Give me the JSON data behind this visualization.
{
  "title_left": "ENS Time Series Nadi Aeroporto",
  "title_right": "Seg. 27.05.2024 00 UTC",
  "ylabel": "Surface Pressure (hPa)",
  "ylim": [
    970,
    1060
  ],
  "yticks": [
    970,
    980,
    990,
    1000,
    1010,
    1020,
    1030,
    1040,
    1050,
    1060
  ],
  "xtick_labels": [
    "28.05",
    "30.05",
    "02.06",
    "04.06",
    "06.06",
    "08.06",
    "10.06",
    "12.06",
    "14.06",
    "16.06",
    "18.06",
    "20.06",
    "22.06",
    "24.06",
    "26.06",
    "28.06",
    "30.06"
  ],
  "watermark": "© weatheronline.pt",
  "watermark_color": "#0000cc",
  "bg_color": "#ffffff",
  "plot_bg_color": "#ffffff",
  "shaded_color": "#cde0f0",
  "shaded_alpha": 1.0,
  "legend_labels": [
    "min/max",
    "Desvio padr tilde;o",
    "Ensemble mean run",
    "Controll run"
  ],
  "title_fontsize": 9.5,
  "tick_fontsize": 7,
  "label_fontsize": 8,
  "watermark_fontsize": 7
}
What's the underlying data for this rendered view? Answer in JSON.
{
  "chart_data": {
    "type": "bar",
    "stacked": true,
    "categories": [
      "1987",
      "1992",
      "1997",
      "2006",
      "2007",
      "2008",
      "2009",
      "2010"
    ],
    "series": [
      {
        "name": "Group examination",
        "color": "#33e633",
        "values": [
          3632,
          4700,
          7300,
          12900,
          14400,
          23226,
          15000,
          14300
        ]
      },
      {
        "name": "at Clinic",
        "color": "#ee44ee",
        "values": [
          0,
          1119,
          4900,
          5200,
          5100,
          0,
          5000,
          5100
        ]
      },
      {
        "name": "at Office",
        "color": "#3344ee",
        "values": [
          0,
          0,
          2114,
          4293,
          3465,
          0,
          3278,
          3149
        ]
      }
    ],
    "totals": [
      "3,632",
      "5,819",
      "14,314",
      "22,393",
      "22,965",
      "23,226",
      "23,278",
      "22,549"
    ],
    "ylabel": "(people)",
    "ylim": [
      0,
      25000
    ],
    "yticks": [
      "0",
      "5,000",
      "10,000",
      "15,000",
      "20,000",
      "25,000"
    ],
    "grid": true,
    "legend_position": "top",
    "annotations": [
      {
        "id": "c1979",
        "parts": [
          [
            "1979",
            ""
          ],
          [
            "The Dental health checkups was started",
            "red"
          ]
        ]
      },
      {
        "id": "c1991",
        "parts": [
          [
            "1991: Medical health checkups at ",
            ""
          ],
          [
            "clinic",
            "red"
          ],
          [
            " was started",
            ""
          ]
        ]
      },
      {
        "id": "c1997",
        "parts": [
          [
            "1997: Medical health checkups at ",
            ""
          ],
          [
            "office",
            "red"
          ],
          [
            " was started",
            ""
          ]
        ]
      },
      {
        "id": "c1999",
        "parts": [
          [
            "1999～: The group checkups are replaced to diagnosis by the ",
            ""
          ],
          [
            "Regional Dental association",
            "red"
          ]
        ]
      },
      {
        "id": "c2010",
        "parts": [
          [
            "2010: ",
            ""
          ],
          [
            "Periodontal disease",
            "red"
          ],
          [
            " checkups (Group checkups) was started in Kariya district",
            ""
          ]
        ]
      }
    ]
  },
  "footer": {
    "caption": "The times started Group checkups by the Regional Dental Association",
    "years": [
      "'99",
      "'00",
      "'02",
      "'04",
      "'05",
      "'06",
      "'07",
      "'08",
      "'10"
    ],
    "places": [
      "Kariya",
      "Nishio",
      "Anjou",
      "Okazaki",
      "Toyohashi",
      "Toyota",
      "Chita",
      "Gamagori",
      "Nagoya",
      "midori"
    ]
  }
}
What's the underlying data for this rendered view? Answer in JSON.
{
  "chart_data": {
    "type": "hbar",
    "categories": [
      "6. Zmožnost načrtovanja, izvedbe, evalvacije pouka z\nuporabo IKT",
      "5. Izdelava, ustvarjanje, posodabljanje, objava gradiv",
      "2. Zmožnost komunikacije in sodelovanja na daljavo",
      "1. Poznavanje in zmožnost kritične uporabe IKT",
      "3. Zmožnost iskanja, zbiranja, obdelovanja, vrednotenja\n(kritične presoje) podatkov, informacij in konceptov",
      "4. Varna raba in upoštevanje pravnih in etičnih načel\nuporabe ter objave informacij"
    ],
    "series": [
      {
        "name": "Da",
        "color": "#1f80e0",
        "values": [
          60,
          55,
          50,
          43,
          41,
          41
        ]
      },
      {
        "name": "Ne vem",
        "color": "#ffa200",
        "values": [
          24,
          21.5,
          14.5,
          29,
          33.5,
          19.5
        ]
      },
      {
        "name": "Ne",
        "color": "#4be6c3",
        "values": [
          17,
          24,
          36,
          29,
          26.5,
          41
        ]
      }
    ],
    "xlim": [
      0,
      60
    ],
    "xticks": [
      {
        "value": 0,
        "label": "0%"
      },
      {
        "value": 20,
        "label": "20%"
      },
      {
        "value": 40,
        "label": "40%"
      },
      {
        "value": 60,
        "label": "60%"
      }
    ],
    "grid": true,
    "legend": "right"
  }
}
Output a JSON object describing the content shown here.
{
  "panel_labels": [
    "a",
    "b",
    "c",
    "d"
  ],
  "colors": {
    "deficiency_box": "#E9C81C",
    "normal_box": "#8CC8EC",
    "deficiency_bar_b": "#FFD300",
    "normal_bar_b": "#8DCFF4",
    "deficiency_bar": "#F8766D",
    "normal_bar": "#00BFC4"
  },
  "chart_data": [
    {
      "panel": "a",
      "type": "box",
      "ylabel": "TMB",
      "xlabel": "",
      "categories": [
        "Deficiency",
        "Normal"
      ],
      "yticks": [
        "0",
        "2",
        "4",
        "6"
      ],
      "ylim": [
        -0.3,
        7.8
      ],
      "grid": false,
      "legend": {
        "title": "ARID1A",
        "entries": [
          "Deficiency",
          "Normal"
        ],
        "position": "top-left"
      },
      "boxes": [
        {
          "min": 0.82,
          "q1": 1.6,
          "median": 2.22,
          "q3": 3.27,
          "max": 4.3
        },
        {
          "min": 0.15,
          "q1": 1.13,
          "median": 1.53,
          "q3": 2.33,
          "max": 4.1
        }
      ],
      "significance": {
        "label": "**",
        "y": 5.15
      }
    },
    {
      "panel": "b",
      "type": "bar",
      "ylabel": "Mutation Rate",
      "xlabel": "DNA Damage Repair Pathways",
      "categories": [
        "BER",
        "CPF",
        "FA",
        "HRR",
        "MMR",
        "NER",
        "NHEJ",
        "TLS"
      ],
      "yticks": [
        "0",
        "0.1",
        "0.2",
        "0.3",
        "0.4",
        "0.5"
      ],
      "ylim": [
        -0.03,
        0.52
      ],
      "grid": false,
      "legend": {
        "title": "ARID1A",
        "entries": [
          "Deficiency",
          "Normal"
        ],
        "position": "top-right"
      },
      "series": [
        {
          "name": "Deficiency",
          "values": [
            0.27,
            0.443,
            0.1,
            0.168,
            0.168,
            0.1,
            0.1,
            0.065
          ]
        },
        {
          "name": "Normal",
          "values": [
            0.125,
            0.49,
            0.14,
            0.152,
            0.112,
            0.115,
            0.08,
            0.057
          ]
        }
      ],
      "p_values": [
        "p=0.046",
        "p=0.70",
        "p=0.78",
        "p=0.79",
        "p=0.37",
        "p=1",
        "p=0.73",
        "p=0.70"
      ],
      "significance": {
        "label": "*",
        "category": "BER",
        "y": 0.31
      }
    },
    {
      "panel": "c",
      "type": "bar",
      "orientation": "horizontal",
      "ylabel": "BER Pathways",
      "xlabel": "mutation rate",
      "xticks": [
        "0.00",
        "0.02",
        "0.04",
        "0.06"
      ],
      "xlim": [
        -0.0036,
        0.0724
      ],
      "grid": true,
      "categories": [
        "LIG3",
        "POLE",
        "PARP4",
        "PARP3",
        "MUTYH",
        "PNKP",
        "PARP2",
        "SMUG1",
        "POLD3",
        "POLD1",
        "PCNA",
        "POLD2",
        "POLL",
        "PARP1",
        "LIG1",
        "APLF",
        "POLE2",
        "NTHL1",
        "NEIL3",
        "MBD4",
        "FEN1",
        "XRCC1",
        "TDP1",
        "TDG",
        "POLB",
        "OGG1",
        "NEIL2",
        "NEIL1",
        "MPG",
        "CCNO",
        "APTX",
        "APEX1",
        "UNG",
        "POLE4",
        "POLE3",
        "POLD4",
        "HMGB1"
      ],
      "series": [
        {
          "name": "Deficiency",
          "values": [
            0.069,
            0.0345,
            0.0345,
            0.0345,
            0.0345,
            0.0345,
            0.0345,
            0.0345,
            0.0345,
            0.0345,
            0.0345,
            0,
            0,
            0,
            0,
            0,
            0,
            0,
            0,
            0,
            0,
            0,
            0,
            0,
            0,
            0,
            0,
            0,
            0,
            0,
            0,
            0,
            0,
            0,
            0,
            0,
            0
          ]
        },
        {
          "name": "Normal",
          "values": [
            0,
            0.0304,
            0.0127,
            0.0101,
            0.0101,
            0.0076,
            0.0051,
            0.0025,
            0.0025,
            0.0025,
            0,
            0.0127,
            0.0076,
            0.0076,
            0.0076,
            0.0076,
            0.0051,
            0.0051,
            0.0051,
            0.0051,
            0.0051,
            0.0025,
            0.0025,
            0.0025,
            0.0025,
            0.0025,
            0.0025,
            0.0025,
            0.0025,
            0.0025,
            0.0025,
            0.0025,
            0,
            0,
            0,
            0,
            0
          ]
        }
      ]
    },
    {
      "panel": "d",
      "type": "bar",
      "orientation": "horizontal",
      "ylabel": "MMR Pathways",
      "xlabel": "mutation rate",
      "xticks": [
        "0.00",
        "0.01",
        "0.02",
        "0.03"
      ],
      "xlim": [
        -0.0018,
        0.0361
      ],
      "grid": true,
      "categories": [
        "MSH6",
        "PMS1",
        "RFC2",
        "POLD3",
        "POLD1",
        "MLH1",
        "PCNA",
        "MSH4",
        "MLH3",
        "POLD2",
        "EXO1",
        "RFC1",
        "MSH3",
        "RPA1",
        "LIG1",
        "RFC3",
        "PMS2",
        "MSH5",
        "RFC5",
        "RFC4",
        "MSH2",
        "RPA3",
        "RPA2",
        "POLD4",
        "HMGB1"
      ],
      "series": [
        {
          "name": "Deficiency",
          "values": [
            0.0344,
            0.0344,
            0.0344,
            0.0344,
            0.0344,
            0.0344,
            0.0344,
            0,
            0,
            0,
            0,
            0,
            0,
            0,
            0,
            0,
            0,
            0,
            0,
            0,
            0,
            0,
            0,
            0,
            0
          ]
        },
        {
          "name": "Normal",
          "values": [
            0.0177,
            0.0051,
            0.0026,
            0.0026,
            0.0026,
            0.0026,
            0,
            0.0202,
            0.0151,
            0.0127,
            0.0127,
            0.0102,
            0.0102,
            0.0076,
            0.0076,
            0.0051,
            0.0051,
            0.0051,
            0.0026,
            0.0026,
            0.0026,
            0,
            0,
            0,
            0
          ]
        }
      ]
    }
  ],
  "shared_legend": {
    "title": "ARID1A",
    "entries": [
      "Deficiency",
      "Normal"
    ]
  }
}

__Your objective__. Copy all the lines above that hold the string "started".

__Final result__.
            "The Dental health checkups was started",
            " was started",
            " was started",
            " checkups (Group checkups) was started in Kariya district",
    "caption": "The times started Group checkups by the Regional Dental Association",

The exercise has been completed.